• Input for this task:
* START *

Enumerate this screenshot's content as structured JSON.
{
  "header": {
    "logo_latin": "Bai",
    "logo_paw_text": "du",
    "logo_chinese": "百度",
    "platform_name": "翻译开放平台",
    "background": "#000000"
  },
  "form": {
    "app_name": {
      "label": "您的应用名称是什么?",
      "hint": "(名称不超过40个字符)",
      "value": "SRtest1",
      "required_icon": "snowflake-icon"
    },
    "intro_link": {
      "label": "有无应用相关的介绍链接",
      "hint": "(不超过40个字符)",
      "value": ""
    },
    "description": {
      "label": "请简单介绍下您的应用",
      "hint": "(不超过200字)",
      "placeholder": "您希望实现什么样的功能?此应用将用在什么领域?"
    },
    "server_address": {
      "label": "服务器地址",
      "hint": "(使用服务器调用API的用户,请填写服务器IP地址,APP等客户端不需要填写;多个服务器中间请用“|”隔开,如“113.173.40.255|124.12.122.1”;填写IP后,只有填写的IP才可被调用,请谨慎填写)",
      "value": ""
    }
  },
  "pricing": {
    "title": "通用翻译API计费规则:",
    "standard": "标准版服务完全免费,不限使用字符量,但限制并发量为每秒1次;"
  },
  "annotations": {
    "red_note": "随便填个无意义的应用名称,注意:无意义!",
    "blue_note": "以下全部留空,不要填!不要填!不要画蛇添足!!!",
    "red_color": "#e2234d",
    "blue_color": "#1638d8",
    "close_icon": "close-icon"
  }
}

* END *
* START *

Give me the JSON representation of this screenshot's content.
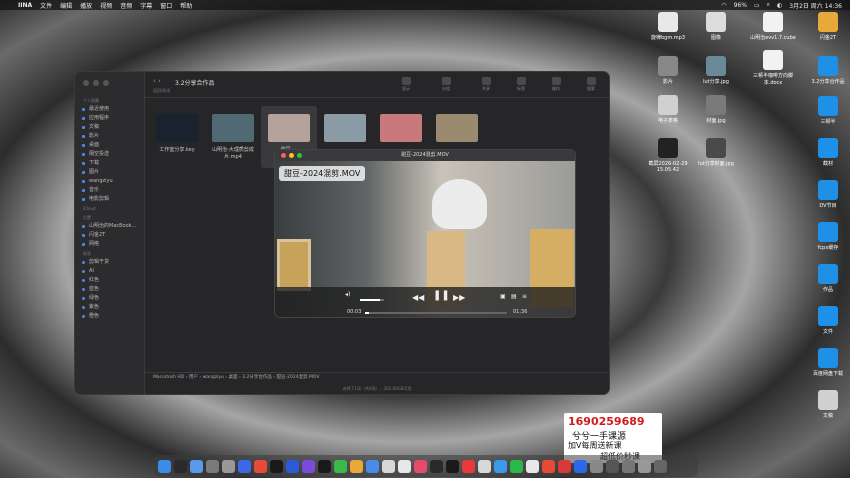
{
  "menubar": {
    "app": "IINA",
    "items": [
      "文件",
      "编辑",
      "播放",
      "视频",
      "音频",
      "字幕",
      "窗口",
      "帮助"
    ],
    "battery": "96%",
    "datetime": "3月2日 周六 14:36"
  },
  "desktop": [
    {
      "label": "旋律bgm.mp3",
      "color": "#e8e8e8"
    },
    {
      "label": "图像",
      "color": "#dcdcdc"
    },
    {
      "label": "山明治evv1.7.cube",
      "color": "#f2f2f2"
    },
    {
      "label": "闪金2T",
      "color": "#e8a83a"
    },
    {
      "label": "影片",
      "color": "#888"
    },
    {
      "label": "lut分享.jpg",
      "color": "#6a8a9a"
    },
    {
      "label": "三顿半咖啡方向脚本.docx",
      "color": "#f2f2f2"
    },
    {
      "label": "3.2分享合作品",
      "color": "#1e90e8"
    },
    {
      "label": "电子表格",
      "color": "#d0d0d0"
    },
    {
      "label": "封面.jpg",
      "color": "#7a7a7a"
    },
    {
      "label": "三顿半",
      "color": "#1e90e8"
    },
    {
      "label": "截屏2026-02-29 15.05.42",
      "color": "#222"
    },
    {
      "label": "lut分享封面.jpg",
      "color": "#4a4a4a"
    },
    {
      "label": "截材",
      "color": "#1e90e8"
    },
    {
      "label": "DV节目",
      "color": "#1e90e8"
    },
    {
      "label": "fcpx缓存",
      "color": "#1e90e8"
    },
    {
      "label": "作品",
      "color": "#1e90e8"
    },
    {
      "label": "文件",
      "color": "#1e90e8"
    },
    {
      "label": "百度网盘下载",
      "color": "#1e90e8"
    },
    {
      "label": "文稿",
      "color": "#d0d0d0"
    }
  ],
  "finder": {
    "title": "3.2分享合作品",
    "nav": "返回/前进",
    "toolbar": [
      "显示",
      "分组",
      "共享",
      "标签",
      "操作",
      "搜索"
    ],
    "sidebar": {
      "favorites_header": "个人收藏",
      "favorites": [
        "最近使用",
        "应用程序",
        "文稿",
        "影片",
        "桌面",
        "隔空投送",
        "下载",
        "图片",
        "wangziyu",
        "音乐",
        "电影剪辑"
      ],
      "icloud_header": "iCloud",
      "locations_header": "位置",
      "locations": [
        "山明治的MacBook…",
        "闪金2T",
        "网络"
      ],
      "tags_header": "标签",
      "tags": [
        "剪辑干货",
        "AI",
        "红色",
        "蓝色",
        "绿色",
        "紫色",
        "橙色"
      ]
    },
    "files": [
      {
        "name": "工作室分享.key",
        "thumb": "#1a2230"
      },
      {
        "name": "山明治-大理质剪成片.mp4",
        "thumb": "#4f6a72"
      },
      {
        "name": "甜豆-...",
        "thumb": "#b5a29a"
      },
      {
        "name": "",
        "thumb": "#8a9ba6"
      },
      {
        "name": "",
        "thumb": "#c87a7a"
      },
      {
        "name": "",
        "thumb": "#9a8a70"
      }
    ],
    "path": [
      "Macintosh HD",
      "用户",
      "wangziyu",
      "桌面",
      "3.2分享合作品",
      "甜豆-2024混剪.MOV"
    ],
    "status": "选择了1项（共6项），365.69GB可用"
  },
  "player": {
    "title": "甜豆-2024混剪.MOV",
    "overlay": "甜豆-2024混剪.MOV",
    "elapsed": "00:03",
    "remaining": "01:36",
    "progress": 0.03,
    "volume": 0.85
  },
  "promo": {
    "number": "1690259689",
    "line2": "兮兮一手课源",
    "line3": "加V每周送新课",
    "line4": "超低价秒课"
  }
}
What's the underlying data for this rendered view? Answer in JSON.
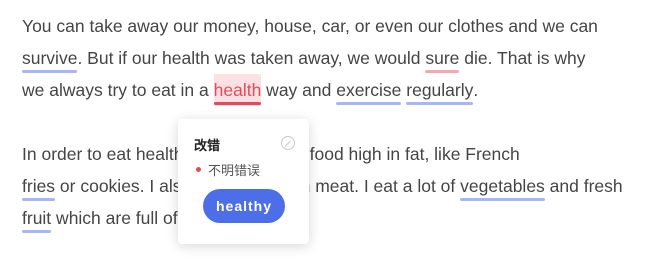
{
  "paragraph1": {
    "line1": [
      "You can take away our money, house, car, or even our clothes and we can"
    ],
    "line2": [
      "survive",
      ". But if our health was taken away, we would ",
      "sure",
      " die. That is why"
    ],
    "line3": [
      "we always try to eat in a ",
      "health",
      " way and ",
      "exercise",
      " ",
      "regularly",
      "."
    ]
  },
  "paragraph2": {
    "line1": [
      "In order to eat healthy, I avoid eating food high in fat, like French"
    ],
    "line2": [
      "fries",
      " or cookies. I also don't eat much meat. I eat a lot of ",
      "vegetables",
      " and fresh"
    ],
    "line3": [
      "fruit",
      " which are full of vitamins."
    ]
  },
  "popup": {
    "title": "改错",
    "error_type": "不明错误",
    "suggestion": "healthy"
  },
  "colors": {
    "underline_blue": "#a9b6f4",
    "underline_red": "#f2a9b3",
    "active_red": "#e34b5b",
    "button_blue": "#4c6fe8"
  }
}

* END *

• Task goal: Copy each line from the data above that includes "away".

• Task output:
      "You can take away our money, house, car, or even our clothes and we can"
      ". But if our health was taken away, we would ",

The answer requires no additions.